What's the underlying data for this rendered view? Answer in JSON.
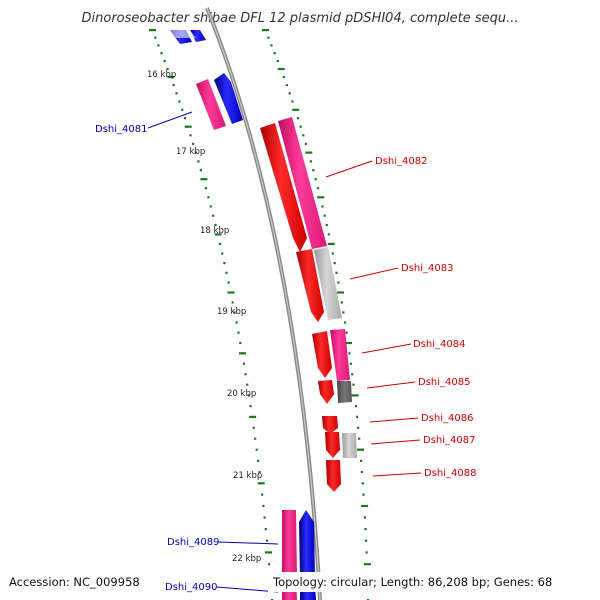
{
  "title": "Dinoroseobacter shibae DFL 12 plasmid pDSHI04, complete sequ...",
  "footer": {
    "accession": "Accession: NC_009958",
    "topology": "Topology: circular; Length: 86,208 bp; Genes: 68"
  },
  "scale_labels": [
    "16 kbp",
    "17 kbp",
    "18 kbp",
    "19 kbp",
    "20 kbp",
    "21 kbp",
    "22 kbp"
  ],
  "gene_labels": [
    {
      "id": "Dshi_4081",
      "strand": "minus"
    },
    {
      "id": "Dshi_4082",
      "strand": "plus"
    },
    {
      "id": "Dshi_4083",
      "strand": "plus"
    },
    {
      "id": "Dshi_4084",
      "strand": "plus"
    },
    {
      "id": "Dshi_4085",
      "strand": "plus"
    },
    {
      "id": "Dshi_4086",
      "strand": "plus"
    },
    {
      "id": "Dshi_4087",
      "strand": "plus"
    },
    {
      "id": "Dshi_4088",
      "strand": "plus"
    },
    {
      "id": "Dshi_4089",
      "strand": "minus"
    },
    {
      "id": "Dshi_4090",
      "strand": "minus"
    }
  ],
  "colors": {
    "plus_strand_label": "#cc0000",
    "minus_strand_label": "#0000bb",
    "cds_forward": "#ff0000",
    "cds_reverse": "#0000ff",
    "feature_pink": "#ff2288",
    "feature_grey": "#bbbbbb",
    "feature_dark_grey": "#666666",
    "backbone": "#888888",
    "gc_dots": "#1a7a1a"
  }
}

* * * * *

The task — Copy out the preceding entries without a single change, leaving out the pictures.

Answer box —
What's the underlying data for this rendered view? Answer in JSON.
{
  "title": "Dinoroseobacter shibae DFL 12 plasmid pDSHI04, complete sequ...",
  "footer": {
    "accession": "Accession: NC_009958",
    "topology": "Topology: circular; Length: 86,208 bp; Genes: 68"
  },
  "scale_labels": [
    "16 kbp",
    "17 kbp",
    "18 kbp",
    "19 kbp",
    "20 kbp",
    "21 kbp",
    "22 kbp"
  ],
  "gene_labels": [
    {
      "id": "Dshi_4081",
      "strand": "minus"
    },
    {
      "id": "Dshi_4082",
      "strand": "plus"
    },
    {
      "id": "Dshi_4083",
      "strand": "plus"
    },
    {
      "id": "Dshi_4084",
      "strand": "plus"
    },
    {
      "id": "Dshi_4085",
      "strand": "plus"
    },
    {
      "id": "Dshi_4086",
      "strand": "plus"
    },
    {
      "id": "Dshi_4087",
      "strand": "plus"
    },
    {
      "id": "Dshi_4088",
      "strand": "plus"
    },
    {
      "id": "Dshi_4089",
      "strand": "minus"
    },
    {
      "id": "Dshi_4090",
      "strand": "minus"
    }
  ],
  "colors": {
    "plus_strand_label": "#cc0000",
    "minus_strand_label": "#0000bb",
    "cds_forward": "#ff0000",
    "cds_reverse": "#0000ff",
    "feature_pink": "#ff2288",
    "feature_grey": "#bbbbbb",
    "feature_dark_grey": "#666666",
    "backbone": "#888888",
    "gc_dots": "#1a7a1a"
  }
}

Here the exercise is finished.